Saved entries
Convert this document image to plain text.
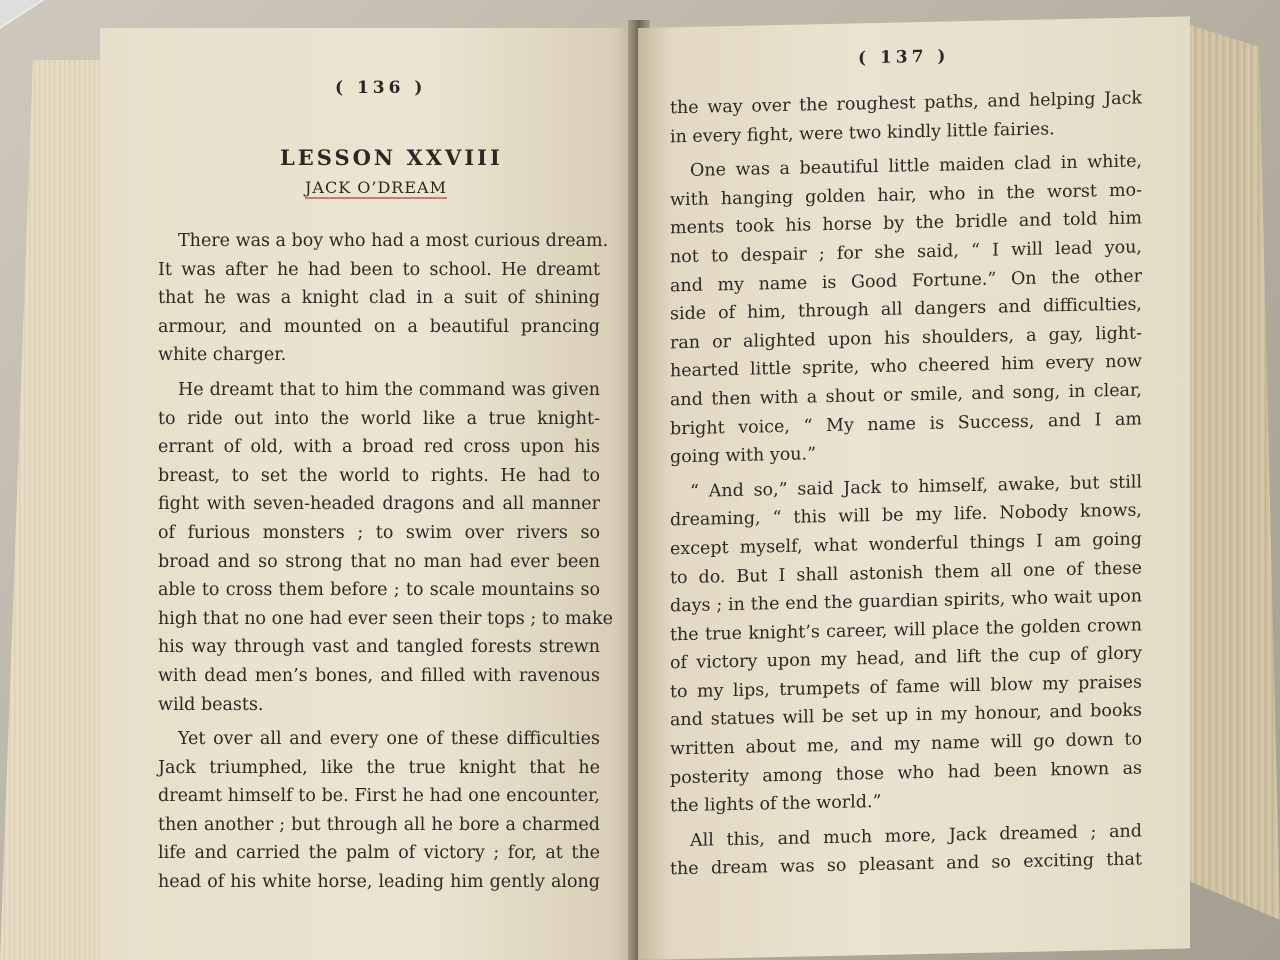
( 136 )
LESSON XXVIII
JACK O’DREAM
There was a boy who had a most curious dream.
It was after he had been to school. He dreamt
that he was a knight clad in a suit of shining
armour, and mounted on a beautiful prancing
white charger.
He dreamt that to him the command was given
to ride out into the world like a true knight-
errant of old, with a broad red cross upon his
breast, to set the world to rights. He had to
fight with seven-headed dragons and all manner
of furious monsters ; to swim over rivers so
broad and so strong that no man had ever been
able to cross them before ; to scale mountains so
high that no one had ever seen their tops ; to make
his way through vast and tangled forests strewn
with dead men’s bones, and filled with ravenous
wild beasts.
Yet over all and every one of these difficulties
Jack triumphed, like the true knight that he
dreamt himself to be. First he had one encounter,
then another ; but through all he bore a charmed
life and carried the palm of victory ; for, at the
head of his white horse, leading him gently along
( 137 )
the way over the roughest paths, and helping Jack
in every fight, were two kindly little fairies.
One was a beautiful little maiden clad in white,
with hanging golden hair, who in the worst mo-
ments took his horse by the bridle and told him
not to despair ; for she said, “ I will lead you,
and my name is Good Fortune.” On the other
side of him, through all dangers and difficulties,
ran or alighted upon his shoulders, a gay, light-
hearted little sprite, who cheered him every now
and then with a shout or smile, and song, in clear,
bright voice, “ My name is Success, and I am
going with you.”
“ And so,” said Jack to himself, awake, but still
dreaming, “ this will be my life. Nobody knows,
except myself, what wonderful things I am going
to do. But I shall astonish them all one of these
days ; in the end the guardian spirits, who wait upon
the true knight’s career, will place the golden crown
of victory upon my head, and lift the cup of glory
to my lips, trumpets of fame will blow my praises
and statues will be set up in my honour, and books
written about me, and my name will go down to
posterity among those who had been known as
the lights of the world.”
All this, and much more, Jack dreamed ; and
the dream was so pleasant and so exciting that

## Problem statement
Copy in full each line that holds the word "upon".

## Task result
errant of old, with a broad red cross upon his
ran or alighted upon his shoulders, a gay, light-
days ; in the end the guardian spirits, who wait upon
of victory upon my head, and lift the cup of glory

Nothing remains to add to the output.